Given instruction:
Below are records to transcribe exactly, without their pictures.

━━━━━━━━━━━━━━━━

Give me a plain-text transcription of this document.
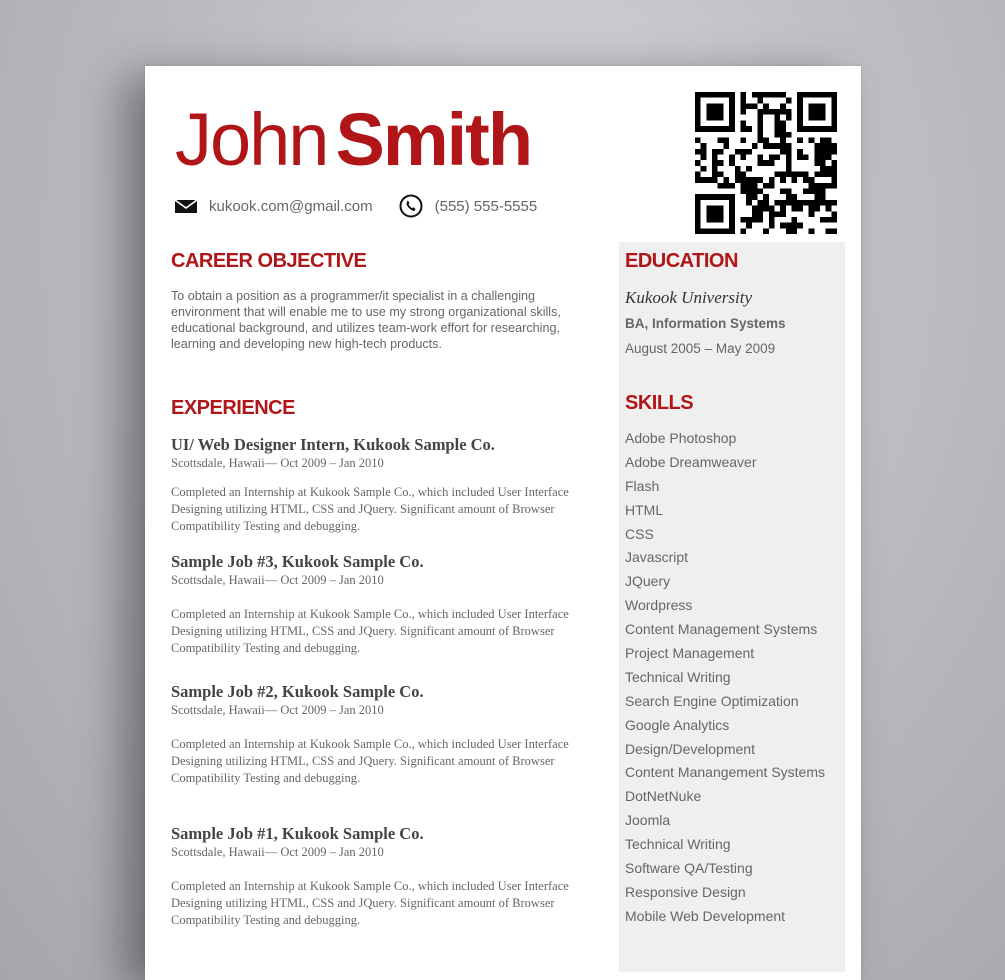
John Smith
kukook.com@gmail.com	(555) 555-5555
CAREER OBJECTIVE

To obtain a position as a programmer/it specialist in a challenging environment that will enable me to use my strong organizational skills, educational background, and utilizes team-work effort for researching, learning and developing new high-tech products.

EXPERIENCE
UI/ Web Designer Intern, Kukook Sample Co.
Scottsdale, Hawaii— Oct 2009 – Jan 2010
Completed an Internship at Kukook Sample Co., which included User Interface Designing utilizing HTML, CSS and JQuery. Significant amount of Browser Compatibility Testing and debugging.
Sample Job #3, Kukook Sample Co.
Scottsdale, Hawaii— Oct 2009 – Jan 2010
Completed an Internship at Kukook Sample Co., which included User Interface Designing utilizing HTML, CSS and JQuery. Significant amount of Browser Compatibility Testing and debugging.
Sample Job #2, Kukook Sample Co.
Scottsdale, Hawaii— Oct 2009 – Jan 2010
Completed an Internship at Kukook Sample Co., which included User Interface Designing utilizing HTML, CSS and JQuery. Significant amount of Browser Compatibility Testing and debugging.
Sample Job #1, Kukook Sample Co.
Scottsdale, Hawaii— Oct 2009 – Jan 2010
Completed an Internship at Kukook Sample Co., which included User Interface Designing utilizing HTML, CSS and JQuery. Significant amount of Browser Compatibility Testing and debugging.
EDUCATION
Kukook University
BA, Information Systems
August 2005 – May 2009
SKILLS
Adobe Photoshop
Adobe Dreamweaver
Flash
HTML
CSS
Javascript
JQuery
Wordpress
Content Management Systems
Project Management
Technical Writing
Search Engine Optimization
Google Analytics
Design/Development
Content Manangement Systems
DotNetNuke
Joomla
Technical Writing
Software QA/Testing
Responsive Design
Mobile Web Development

━━━━━━━━━━━━━━━━

Worked answer:
Give me a plain-text transcription of this document.
John Smith
kukook.com@gmail.com	(555) 555-5555
CAREER OBJECTIVE

To obtain a position as a programmer/it specialist in a challenging environment that will enable me to use my strong organizational skills, educational background, and utilizes team-work effort for researching, learning and developing new high-tech products.

EXPERIENCE
UI/ Web Designer Intern, Kukook Sample Co.
Scottsdale, Hawaii— Oct 2009 – Jan 2010
Completed an Internship at Kukook Sample Co., which included User Interface Designing utilizing HTML, CSS and JQuery. Significant amount of Browser Compatibility Testing and debugging.
Sample Job #3, Kukook Sample Co.
Scottsdale, Hawaii— Oct 2009 – Jan 2010
Completed an Internship at Kukook Sample Co., which included User Interface Designing utilizing HTML, CSS and JQuery. Significant amount of Browser Compatibility Testing and debugging.
Sample Job #2, Kukook Sample Co.
Scottsdale, Hawaii— Oct 2009 – Jan 2010
Completed an Internship at Kukook Sample Co., which included User Interface Designing utilizing HTML, CSS and JQuery. Significant amount of Browser Compatibility Testing and debugging.
Sample Job #1, Kukook Sample Co.
Scottsdale, Hawaii— Oct 2009 – Jan 2010
Completed an Internship at Kukook Sample Co., which included User Interface Designing utilizing HTML, CSS and JQuery. Significant amount of Browser Compatibility Testing and debugging.
EDUCATION
Kukook University
BA, Information Systems
August 2005 – May 2009
SKILLS
Adobe Photoshop
Adobe Dreamweaver
Flash
HTML
CSS
Javascript
JQuery
Wordpress
Content Management Systems
Project Management
Technical Writing
Search Engine Optimization
Google Analytics
Design/Development
Content Manangement Systems
DotNetNuke
Joomla
Technical Writing
Software QA/Testing
Responsive Design
Mobile Web Development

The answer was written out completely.